---- Information given
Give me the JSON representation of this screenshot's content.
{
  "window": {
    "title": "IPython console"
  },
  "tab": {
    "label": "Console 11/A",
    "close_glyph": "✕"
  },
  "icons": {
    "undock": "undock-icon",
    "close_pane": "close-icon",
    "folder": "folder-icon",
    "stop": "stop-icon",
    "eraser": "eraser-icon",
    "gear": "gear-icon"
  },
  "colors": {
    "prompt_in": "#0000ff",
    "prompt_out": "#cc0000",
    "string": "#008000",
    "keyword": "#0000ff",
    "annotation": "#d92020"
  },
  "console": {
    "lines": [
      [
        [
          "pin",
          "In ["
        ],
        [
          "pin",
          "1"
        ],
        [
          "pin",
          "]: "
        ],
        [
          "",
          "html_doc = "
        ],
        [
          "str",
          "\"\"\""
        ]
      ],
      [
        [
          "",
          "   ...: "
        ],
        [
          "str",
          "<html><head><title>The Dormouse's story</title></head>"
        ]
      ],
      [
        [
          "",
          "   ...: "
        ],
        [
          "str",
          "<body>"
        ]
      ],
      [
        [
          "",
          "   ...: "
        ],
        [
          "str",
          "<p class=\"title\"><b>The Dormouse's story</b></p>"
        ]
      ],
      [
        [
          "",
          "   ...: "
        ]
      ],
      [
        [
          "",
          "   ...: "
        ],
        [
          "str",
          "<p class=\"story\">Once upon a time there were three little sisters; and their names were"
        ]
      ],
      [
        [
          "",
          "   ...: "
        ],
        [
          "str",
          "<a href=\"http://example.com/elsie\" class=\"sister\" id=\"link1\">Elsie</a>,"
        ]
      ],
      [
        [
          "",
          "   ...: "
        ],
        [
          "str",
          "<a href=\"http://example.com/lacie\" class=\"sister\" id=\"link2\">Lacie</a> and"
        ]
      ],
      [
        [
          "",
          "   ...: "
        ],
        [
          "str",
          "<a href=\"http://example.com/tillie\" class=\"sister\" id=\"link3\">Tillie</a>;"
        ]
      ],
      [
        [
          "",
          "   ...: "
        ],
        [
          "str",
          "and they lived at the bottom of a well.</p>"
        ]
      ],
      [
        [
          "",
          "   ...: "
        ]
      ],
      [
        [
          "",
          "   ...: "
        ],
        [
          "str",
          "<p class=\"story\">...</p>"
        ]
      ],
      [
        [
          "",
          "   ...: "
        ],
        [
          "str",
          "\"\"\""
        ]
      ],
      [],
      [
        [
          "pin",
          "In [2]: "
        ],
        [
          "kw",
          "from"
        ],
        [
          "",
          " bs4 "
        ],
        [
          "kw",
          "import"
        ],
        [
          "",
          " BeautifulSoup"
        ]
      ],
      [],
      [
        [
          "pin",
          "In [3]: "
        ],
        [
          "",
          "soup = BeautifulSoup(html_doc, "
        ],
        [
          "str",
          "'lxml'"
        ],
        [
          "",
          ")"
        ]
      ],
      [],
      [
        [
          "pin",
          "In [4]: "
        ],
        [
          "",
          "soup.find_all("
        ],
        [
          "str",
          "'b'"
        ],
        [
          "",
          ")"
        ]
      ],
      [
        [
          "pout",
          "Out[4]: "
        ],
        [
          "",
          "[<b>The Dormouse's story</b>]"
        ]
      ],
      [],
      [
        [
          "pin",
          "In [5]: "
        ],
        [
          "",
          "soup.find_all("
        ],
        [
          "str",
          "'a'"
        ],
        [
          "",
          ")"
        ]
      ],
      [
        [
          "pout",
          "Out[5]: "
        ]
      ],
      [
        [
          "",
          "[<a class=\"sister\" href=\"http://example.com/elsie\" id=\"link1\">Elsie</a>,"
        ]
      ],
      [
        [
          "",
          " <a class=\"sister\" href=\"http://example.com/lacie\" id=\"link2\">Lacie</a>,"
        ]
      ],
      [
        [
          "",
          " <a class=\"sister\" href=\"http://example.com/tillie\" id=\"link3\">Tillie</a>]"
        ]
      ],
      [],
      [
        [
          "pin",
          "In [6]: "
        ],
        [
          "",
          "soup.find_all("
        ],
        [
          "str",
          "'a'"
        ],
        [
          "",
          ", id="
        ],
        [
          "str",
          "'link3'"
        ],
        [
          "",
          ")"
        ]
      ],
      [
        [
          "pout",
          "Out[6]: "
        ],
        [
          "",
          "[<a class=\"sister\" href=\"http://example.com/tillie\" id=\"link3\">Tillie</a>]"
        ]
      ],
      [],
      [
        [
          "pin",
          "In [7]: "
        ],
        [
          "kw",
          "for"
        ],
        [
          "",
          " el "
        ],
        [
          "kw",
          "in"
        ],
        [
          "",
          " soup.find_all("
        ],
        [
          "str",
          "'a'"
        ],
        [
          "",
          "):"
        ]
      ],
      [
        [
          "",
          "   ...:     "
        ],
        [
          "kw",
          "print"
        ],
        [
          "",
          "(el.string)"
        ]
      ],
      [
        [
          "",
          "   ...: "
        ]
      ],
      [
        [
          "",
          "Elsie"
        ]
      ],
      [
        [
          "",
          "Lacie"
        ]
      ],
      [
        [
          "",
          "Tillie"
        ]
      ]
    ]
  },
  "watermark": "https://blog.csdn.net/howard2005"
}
--------
Print all of the entries exactly as they are written.

Give me the JSON representation of this screenshot's content.
{
  "window": {
    "title": "IPython console"
  },
  "tab": {
    "label": "Console 11/A",
    "close_glyph": "✕"
  },
  "icons": {
    "undock": "undock-icon",
    "close_pane": "close-icon",
    "folder": "folder-icon",
    "stop": "stop-icon",
    "eraser": "eraser-icon",
    "gear": "gear-icon"
  },
  "colors": {
    "prompt_in": "#0000ff",
    "prompt_out": "#cc0000",
    "string": "#008000",
    "keyword": "#0000ff",
    "annotation": "#d92020"
  },
  "console": {
    "lines": [
      [
        [
          "pin",
          "In ["
        ],
        [
          "pin",
          "1"
        ],
        [
          "pin",
          "]: "
        ],
        [
          "",
          "html_doc = "
        ],
        [
          "str",
          "\"\"\""
        ]
      ],
      [
        [
          "",
          "   ...: "
        ],
        [
          "str",
          "<html><head><title>The Dormouse's story</title></head>"
        ]
      ],
      [
        [
          "",
          "   ...: "
        ],
        [
          "str",
          "<body>"
        ]
      ],
      [
        [
          "",
          "   ...: "
        ],
        [
          "str",
          "<p class=\"title\"><b>The Dormouse's story</b></p>"
        ]
      ],
      [
        [
          "",
          "   ...: "
        ]
      ],
      [
        [
          "",
          "   ...: "
        ],
        [
          "str",
          "<p class=\"story\">Once upon a time there were three little sisters; and their names were"
        ]
      ],
      [
        [
          "",
          "   ...: "
        ],
        [
          "str",
          "<a href=\"http://example.com/elsie\" class=\"sister\" id=\"link1\">Elsie</a>,"
        ]
      ],
      [
        [
          "",
          "   ...: "
        ],
        [
          "str",
          "<a href=\"http://example.com/lacie\" class=\"sister\" id=\"link2\">Lacie</a> and"
        ]
      ],
      [
        [
          "",
          "   ...: "
        ],
        [
          "str",
          "<a href=\"http://example.com/tillie\" class=\"sister\" id=\"link3\">Tillie</a>;"
        ]
      ],
      [
        [
          "",
          "   ...: "
        ],
        [
          "str",
          "and they lived at the bottom of a well.</p>"
        ]
      ],
      [
        [
          "",
          "   ...: "
        ]
      ],
      [
        [
          "",
          "   ...: "
        ],
        [
          "str",
          "<p class=\"story\">...</p>"
        ]
      ],
      [
        [
          "",
          "   ...: "
        ],
        [
          "str",
          "\"\"\""
        ]
      ],
      [],
      [
        [
          "pin",
          "In [2]: "
        ],
        [
          "kw",
          "from"
        ],
        [
          "",
          " bs4 "
        ],
        [
          "kw",
          "import"
        ],
        [
          "",
          " BeautifulSoup"
        ]
      ],
      [],
      [
        [
          "pin",
          "In [3]: "
        ],
        [
          "",
          "soup = BeautifulSoup(html_doc, "
        ],
        [
          "str",
          "'lxml'"
        ],
        [
          "",
          ")"
        ]
      ],
      [],
      [
        [
          "pin",
          "In [4]: "
        ],
        [
          "",
          "soup.find_all("
        ],
        [
          "str",
          "'b'"
        ],
        [
          "",
          ")"
        ]
      ],
      [
        [
          "pout",
          "Out[4]: "
        ],
        [
          "",
          "[<b>The Dormouse's story</b>]"
        ]
      ],
      [],
      [
        [
          "pin",
          "In [5]: "
        ],
        [
          "",
          "soup.find_all("
        ],
        [
          "str",
          "'a'"
        ],
        [
          "",
          ")"
        ]
      ],
      [
        [
          "pout",
          "Out[5]: "
        ]
      ],
      [
        [
          "",
          "[<a class=\"sister\" href=\"http://example.com/elsie\" id=\"link1\">Elsie</a>,"
        ]
      ],
      [
        [
          "",
          " <a class=\"sister\" href=\"http://example.com/lacie\" id=\"link2\">Lacie</a>,"
        ]
      ],
      [
        [
          "",
          " <a class=\"sister\" href=\"http://example.com/tillie\" id=\"link3\">Tillie</a>]"
        ]
      ],
      [],
      [
        [
          "pin",
          "In [6]: "
        ],
        [
          "",
          "soup.find_all("
        ],
        [
          "str",
          "'a'"
        ],
        [
          "",
          ", id="
        ],
        [
          "str",
          "'link3'"
        ],
        [
          "",
          ")"
        ]
      ],
      [
        [
          "pout",
          "Out[6]: "
        ],
        [
          "",
          "[<a class=\"sister\" href=\"http://example.com/tillie\" id=\"link3\">Tillie</a>]"
        ]
      ],
      [],
      [
        [
          "pin",
          "In [7]: "
        ],
        [
          "kw",
          "for"
        ],
        [
          "",
          " el "
        ],
        [
          "kw",
          "in"
        ],
        [
          "",
          " soup.find_all("
        ],
        [
          "str",
          "'a'"
        ],
        [
          "",
          "):"
        ]
      ],
      [
        [
          "",
          "   ...:     "
        ],
        [
          "kw",
          "print"
        ],
        [
          "",
          "(el.string)"
        ]
      ],
      [
        [
          "",
          "   ...: "
        ]
      ],
      [
        [
          "",
          "Elsie"
        ]
      ],
      [
        [
          "",
          "Lacie"
        ]
      ],
      [
        [
          "",
          "Tillie"
        ]
      ]
    ]
  },
  "watermark": "https://blog.csdn.net/howard2005"
}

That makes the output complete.